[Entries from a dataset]
▼

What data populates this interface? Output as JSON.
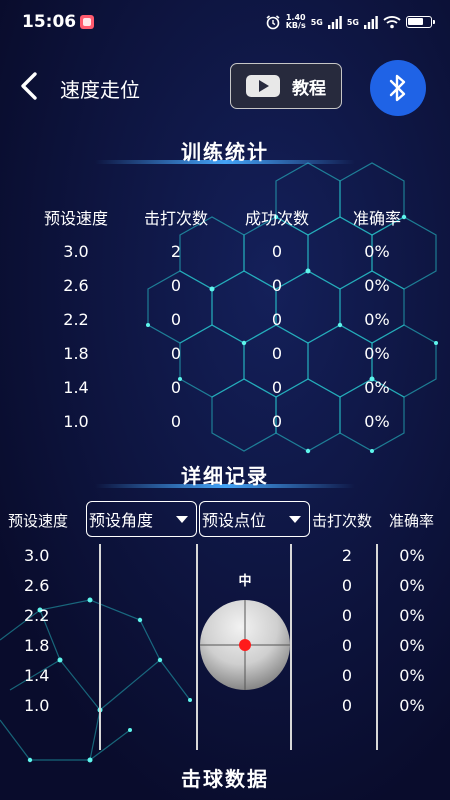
{
  "status_bar": {
    "time": "15:06",
    "net_speed_value": "1.40",
    "net_speed_unit": "KB/s",
    "network_1": "5G",
    "network_2": "5G"
  },
  "header": {
    "title": "速度走位",
    "tutorial_label": "教程",
    "icons": [
      "back-arrow-icon",
      "play-icon",
      "bluetooth-icon"
    ],
    "bluetooth_color": "#1f63e6"
  },
  "training_stats": {
    "title": "训练统计",
    "columns": [
      "预设速度",
      "击打次数",
      "成功次数",
      "准确率"
    ],
    "rows": [
      [
        "3.0",
        "2",
        "0",
        "0%"
      ],
      [
        "2.6",
        "0",
        "0",
        "0%"
      ],
      [
        "2.2",
        "0",
        "0",
        "0%"
      ],
      [
        "1.8",
        "0",
        "0",
        "0%"
      ],
      [
        "1.4",
        "0",
        "0",
        "0%"
      ],
      [
        "1.0",
        "0",
        "0",
        "0%"
      ]
    ]
  },
  "detail_records": {
    "title": "详细记录",
    "speed_header": "预设速度",
    "angle_dropdown": "预设角度",
    "point_dropdown": "预设点位",
    "hits_header": "击打次数",
    "accuracy_header": "准确率",
    "zone_label": "中",
    "speeds": [
      "3.0",
      "2.6",
      "2.2",
      "1.8",
      "1.4",
      "1.0"
    ],
    "hits": [
      "2",
      "0",
      "0",
      "0",
      "0",
      "0"
    ],
    "accuracy": [
      "0%",
      "0%",
      "0%",
      "0%",
      "0%",
      "0%"
    ],
    "target_color": "#ff1a1a"
  },
  "hit_data": {
    "title": "击球数据"
  },
  "colors": {
    "background": "#0b0f33",
    "accent_glow": "#2ee6e0"
  }
}
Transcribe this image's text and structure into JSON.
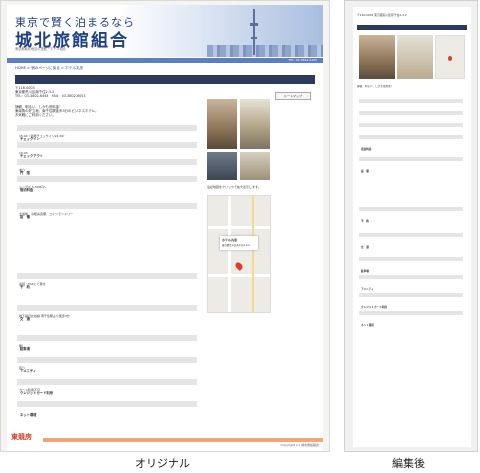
{
  "original": {
    "header": {
      "tagline": "東京で賢く泊まるなら",
      "title": "城北旅館組合",
      "subtitle": "東京都城北地区の旅館・ホテル組合"
    },
    "phone_bar": "TEL: 03-3892-9165",
    "breadcrumb": "HOME > 宿のページに戻る > ホテル丸忠",
    "hotel_name": "ホテル丸忠",
    "address": {
      "zip": "〒116-0003",
      "line1": "東京都荒川区南千住2-3-2",
      "tel": "TEL：03-3802-6444　FAX：03-3802-6053"
    },
    "map_button": "ルートマップ",
    "intro": [
      "静観、明るい、しかも低料金！",
      "東南角の好立地、南千住駅徒歩3分のビジネスホテル。",
      "お気軽にご利用ください。"
    ],
    "sections": [
      {
        "label": "チェックイン",
        "value": "15:00（最終チェックイン24:00）"
      },
      {
        "label": "チェックアウト",
        "value": "10:00"
      },
      {
        "label": "門　限",
        "value": "あり"
      },
      {
        "label": "宿泊料金",
        "value": "シングル 5,500円〜"
      },
      {
        "label": "設　備",
        "value": "大浴場、冷暖房完備、コインランドリー"
      },
      {
        "label": "予　約",
        "value": "電話・FAXにて受付"
      },
      {
        "label": "交　通",
        "value": "地下鉄日比谷線 南千住駅より徒歩3分"
      },
      {
        "label": "駐車場",
        "value": "無し"
      },
      {
        "label": "アメニティ",
        "value": "有り"
      },
      {
        "label": "クレジットカード利用",
        "value": "カード利用不可"
      },
      {
        "label": "ネット環境",
        "value": "無線LAN"
      }
    ],
    "map_note": "左記地図をクリックで拡大表示します。",
    "map_card": {
      "name": "ホテル丸忠",
      "address": "東京都荒川区南千住2-3-2"
    },
    "footer": {
      "logo": "東競房",
      "copy": "Copyright (c) 城北旅館組合"
    }
  },
  "edited": {
    "hotel_name": "ホテル丸忠",
    "address": "〒116-0003 東京都荒川区南千住2-3-2",
    "intro": "静観、明るい、しかも低料金！",
    "sections": [
      "チェックイン",
      "チェックアウト",
      "門　限",
      "宿泊料金",
      "設　備",
      "予　約",
      "交　通",
      "駐車場",
      "アメニティ",
      "クレジットカード利用",
      "ネット環境"
    ]
  },
  "captions": {
    "left": "オリジナル",
    "right": "編集後"
  },
  "colors": {
    "brand": "#1d3f87",
    "bar": "#5b7fc0",
    "dark": "#2d3a5c",
    "section": "#e5e5e5",
    "footer": "#f0a878"
  }
}
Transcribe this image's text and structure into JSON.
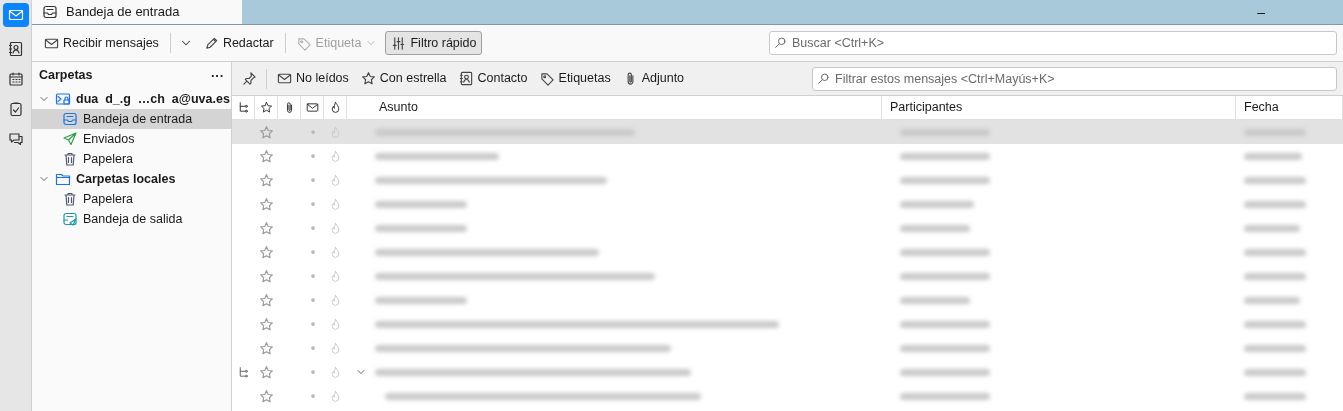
{
  "tab": {
    "title": "Bandeja de entrada"
  },
  "window_controls": [
    "–"
  ],
  "toolbar": {
    "buttons": [
      {
        "label": "Recibir mensajes",
        "kind": "get",
        "disabled": false
      },
      {
        "label": "Redactar",
        "kind": "write",
        "disabled": false
      },
      {
        "label": "Etiqueta",
        "kind": "tag",
        "disabled": true
      },
      {
        "label": "Filtro rápido",
        "kind": "filter",
        "disabled": false,
        "pressed": true
      }
    ],
    "search": {
      "placeholder": "Buscar <Ctrl+K>"
    }
  },
  "folder_pane": {
    "title": "Carpetas",
    "menu": "···",
    "tree": [
      {
        "label": "dua  d_.g  …ch  a@uva.es",
        "kind": "account",
        "expanded": true,
        "children": [
          {
            "label": "Bandeja de entrada",
            "kind": "inbox",
            "selected": true
          },
          {
            "label": "Enviados",
            "kind": "sent",
            "selected": false
          },
          {
            "label": "Papelera",
            "kind": "trash",
            "selected": false
          }
        ]
      },
      {
        "label": "Carpetas locales",
        "kind": "local",
        "expanded": true,
        "children": [
          {
            "label": "Papelera",
            "kind": "trash",
            "selected": false
          },
          {
            "label": "Bandeja de salida",
            "kind": "outbox",
            "selected": false
          }
        ]
      }
    ]
  },
  "quick_filter": {
    "filters": [
      {
        "label": "No leídos",
        "kind": "unread"
      },
      {
        "label": "Con estrella",
        "kind": "star"
      },
      {
        "label": "Contacto",
        "kind": "contact"
      },
      {
        "label": "Etiquetas",
        "kind": "tag"
      },
      {
        "label": "Adjunto",
        "kind": "attach"
      }
    ],
    "search": {
      "placeholder": "Filtrar estos mensajes <Ctrl+Mayús+K>"
    }
  },
  "table": {
    "columns": [
      "Asunto",
      "Participantes",
      "Fecha"
    ],
    "rows": [
      {
        "selected": true
      },
      {
        "selected": false
      },
      {
        "selected": false
      },
      {
        "selected": false
      },
      {
        "selected": false
      },
      {
        "selected": false
      },
      {
        "selected": false
      },
      {
        "selected": false
      },
      {
        "selected": false
      },
      {
        "selected": false
      },
      {
        "selected": false,
        "expanded": true,
        "children": [
          {
            "selected": false
          }
        ]
      }
    ]
  }
}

▲

#### EXERCISE DESCRIPTION
Return the material word for word. Pictures are not part of the copy.

#### EXERCISE RESPONSE
What data populates this interface? Output as JSON.
{
  "status_bar": {
    "time": "15:06",
    "net_speed_value": "1.40",
    "net_speed_unit": "KB/s",
    "network_1": "5G",
    "network_2": "5G"
  },
  "header": {
    "title": "速度走位",
    "tutorial_label": "教程",
    "icons": [
      "back-arrow-icon",
      "play-icon",
      "bluetooth-icon"
    ],
    "bluetooth_color": "#1f63e6"
  },
  "training_stats": {
    "title": "训练统计",
    "columns": [
      "预设速度",
      "击打次数",
      "成功次数",
      "准确率"
    ],
    "rows": [
      [
        "3.0",
        "2",
        "0",
        "0%"
      ],
      [
        "2.6",
        "0",
        "0",
        "0%"
      ],
      [
        "2.2",
        "0",
        "0",
        "0%"
      ],
      [
        "1.8",
        "0",
        "0",
        "0%"
      ],
      [
        "1.4",
        "0",
        "0",
        "0%"
      ],
      [
        "1.0",
        "0",
        "0",
        "0%"
      ]
    ]
  },
  "detail_records": {
    "title": "详细记录",
    "speed_header": "预设速度",
    "angle_dropdown": "预设角度",
    "point_dropdown": "预设点位",
    "hits_header": "击打次数",
    "accuracy_header": "准确率",
    "zone_label": "中",
    "speeds": [
      "3.0",
      "2.6",
      "2.2",
      "1.8",
      "1.4",
      "1.0"
    ],
    "hits": [
      "2",
      "0",
      "0",
      "0",
      "0",
      "0"
    ],
    "accuracy": [
      "0%",
      "0%",
      "0%",
      "0%",
      "0%",
      "0%"
    ],
    "target_color": "#ff1a1a"
  },
  "hit_data": {
    "title": "击球数据"
  },
  "colors": {
    "background": "#0b0f33",
    "accent_glow": "#2ee6e0"
  }
}
Transcribe this image's text and structure into JSON.
{
  "original": {
    "header": {
      "tagline": "東京で賢く泊まるなら",
      "title": "城北旅館組合",
      "subtitle": "東京都城北地区の旅館・ホテル組合"
    },
    "phone_bar": "TEL: 03-3892-9165",
    "breadcrumb": "HOME > 宿のページに戻る > ホテル丸忠",
    "hotel_name": "ホテル丸忠",
    "address": {
      "zip": "〒116-0003",
      "line1": "東京都荒川区南千住2-3-2",
      "tel": "TEL：03-3802-6444　FAX：03-3802-6053"
    },
    "map_button": "ルートマップ",
    "intro": [
      "静観、明るい、しかも低料金！",
      "東南角の好立地、南千住駅徒歩3分のビジネスホテル。",
      "お気軽にご利用ください。"
    ],
    "sections": [
      {
        "label": "チェックイン",
        "value": "15:00（最終チェックイン24:00）"
      },
      {
        "label": "チェックアウト",
        "value": "10:00"
      },
      {
        "label": "門　限",
        "value": "あり"
      },
      {
        "label": "宿泊料金",
        "value": "シングル 5,500円〜"
      },
      {
        "label": "設　備",
        "value": "大浴場、冷暖房完備、コインランドリー"
      },
      {
        "label": "予　約",
        "value": "電話・FAXにて受付"
      },
      {
        "label": "交　通",
        "value": "地下鉄日比谷線 南千住駅より徒歩3分"
      },
      {
        "label": "駐車場",
        "value": "無し"
      },
      {
        "label": "アメニティ",
        "value": "有り"
      },
      {
        "label": "クレジットカード利用",
        "value": "カード利用不可"
      },
      {
        "label": "ネット環境",
        "value": "無線LAN"
      }
    ],
    "map_note": "左記地図をクリックで拡大表示します。",
    "map_card": {
      "name": "ホテル丸忠",
      "address": "東京都荒川区南千住2-3-2"
    },
    "footer": {
      "logo": "東競房",
      "copy": "Copyright (c) 城北旅館組合"
    }
  },
  "edited": {
    "hotel_name": "ホテル丸忠",
    "address": "〒116-0003 東京都荒川区南千住2-3-2",
    "intro": "静観、明るい、しかも低料金！",
    "sections": [
      "チェックイン",
      "チェックアウト",
      "門　限",
      "宿泊料金",
      "設　備",
      "予　約",
      "交　通",
      "駐車場",
      "アメニティ",
      "クレジットカード利用",
      "ネット環境"
    ]
  },
  "captions": {
    "left": "オリジナル",
    "right": "編集後"
  },
  "colors": {
    "brand": "#1d3f87",
    "bar": "#5b7fc0",
    "dark": "#2d3a5c",
    "section": "#e5e5e5",
    "footer": "#f0a878"
  }
}
Transcribe this image's text and structure into JSON.
{
  "tab": {
    "title": "Bandeja de entrada"
  },
  "window_controls": [
    "–"
  ],
  "toolbar": {
    "buttons": [
      {
        "label": "Recibir mensajes",
        "kind": "get",
        "disabled": false
      },
      {
        "label": "Redactar",
        "kind": "write",
        "disabled": false
      },
      {
        "label": "Etiqueta",
        "kind": "tag",
        "disabled": true
      },
      {
        "label": "Filtro rápido",
        "kind": "filter",
        "disabled": false,
        "pressed": true
      }
    ],
    "search": {
      "placeholder": "Buscar <Ctrl+K>"
    }
  },
  "folder_pane": {
    "title": "Carpetas",
    "menu": "···",
    "tree": [
      {
        "label": "dua  d_.g  …ch  a@uva.es",
        "kind": "account",
        "expanded": true,
        "children": [
          {
            "label": "Bandeja de entrada",
            "kind": "inbox",
            "selected": true
          },
          {
            "label": "Enviados",
            "kind": "sent",
            "selected": false
          },
          {
            "label": "Papelera",
            "kind": "trash",
            "selected": false
          }
        ]
      },
      {
        "label": "Carpetas locales",
        "kind": "local",
        "expanded": true,
        "children": [
          {
            "label": "Papelera",
            "kind": "trash",
            "selected": false
          },
          {
            "label": "Bandeja de salida",
            "kind": "outbox",
            "selected": false
          }
        ]
      }
    ]
  },
  "quick_filter": {
    "filters": [
      {
        "label": "No leídos",
        "kind": "unread"
      },
      {
        "label": "Con estrella",
        "kind": "star"
      },
      {
        "label": "Contacto",
        "kind": "contact"
      },
      {
        "label": "Etiquetas",
        "kind": "tag"
      },
      {
        "label": "Adjunto",
        "kind": "attach"
      }
    ],
    "search": {
      "placeholder": "Filtrar estos mensajes <Ctrl+Mayús+K>"
    }
  },
  "table": {
    "columns": [
      "Asunto",
      "Participantes",
      "Fecha"
    ],
    "rows": [
      {
        "selected": true
      },
      {
        "selected": false
      },
      {
        "selected": false
      },
      {
        "selected": false
      },
      {
        "selected": false
      },
      {
        "selected": false
      },
      {
        "selected": false
      },
      {
        "selected": false
      },
      {
        "selected": false
      },
      {
        "selected": false
      },
      {
        "selected": false,
        "expanded": true,
        "children": [
          {
            "selected": false
          }
        ]
      }
    ]
  }
}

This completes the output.